▶ _WHAT IS BEING ASKED_
Set down the full listing exactly, character for character.

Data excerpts
===
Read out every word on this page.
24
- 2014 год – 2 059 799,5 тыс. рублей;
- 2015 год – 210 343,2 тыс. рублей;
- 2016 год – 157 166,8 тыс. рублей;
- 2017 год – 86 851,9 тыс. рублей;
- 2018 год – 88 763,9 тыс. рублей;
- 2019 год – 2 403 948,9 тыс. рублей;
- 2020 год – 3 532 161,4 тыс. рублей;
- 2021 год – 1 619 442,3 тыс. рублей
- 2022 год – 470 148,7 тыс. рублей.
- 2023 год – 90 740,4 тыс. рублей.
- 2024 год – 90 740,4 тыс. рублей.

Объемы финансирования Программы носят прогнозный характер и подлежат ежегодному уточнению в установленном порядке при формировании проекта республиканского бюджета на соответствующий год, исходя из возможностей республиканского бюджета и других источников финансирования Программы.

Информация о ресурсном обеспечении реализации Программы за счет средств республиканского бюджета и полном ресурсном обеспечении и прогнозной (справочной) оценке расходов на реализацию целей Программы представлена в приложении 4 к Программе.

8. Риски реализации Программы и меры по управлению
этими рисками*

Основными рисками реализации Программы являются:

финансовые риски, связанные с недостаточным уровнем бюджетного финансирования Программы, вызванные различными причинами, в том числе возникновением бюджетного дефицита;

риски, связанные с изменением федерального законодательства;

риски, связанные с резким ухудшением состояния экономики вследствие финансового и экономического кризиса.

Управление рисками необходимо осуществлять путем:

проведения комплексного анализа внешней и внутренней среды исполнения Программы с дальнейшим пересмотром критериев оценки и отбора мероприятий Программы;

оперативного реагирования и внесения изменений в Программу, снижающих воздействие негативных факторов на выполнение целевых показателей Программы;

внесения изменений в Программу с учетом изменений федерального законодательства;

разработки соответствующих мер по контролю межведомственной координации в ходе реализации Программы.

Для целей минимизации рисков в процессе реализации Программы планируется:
===
▶ _WRITTEN REPLY_
Read out every word on this page.
24
- 2014 год – 2 059 799,5 тыс. рублей;
- 2015 год – 210 343,2 тыс. рублей;
- 2016 год – 157 166,8 тыс. рублей;
- 2017 год – 86 851,9 тыс. рублей;
- 2018 год – 88 763,9 тыс. рублей;
- 2019 год – 2 403 948,9 тыс. рублей;
- 2020 год – 3 532 161,4 тыс. рублей;
- 2021 год – 1 619 442,3 тыс. рублей
- 2022 год – 470 148,7 тыс. рублей.
- 2023 год – 90 740,4 тыс. рублей.
- 2024 год – 90 740,4 тыс. рублей.

Объемы финансирования Программы носят прогнозный характер и подлежат ежегодному уточнению в установленном порядке при формировании проекта республиканского бюджета на соответствующий год, исходя из возможностей республиканского бюджета и других источников финансирования Программы.

Информация о ресурсном обеспечении реализации Программы за счет средств республиканского бюджета и полном ресурсном обеспечении и прогнозной (справочной) оценке расходов на реализацию целей Программы представлена в приложении 4 к Программе.

8. Риски реализации Программы и меры по управлению
этими рисками*

Основными рисками реализации Программы являются:

финансовые риски, связанные с недостаточным уровнем бюджетного финансирования Программы, вызванные различными причинами, в том числе возникновением бюджетного дефицита;

риски, связанные с изменением федерального законодательства;

риски, связанные с резким ухудшением состояния экономики вследствие финансового и экономического кризиса.

Управление рисками необходимо осуществлять путем:

проведения комплексного анализа внешней и внутренней среды исполнения Программы с дальнейшим пересмотром критериев оценки и отбора мероприятий Программы;

оперативного реагирования и внесения изменений в Программу, снижающих воздействие негативных факторов на выполнение целевых показателей Программы;

внесения изменений в Программу с учетом изменений федерального законодательства;

разработки соответствующих мер по контролю межведомственной координации в ходе реализации Программы.

Для целей минимизации рисков в процессе реализации Программы планируется:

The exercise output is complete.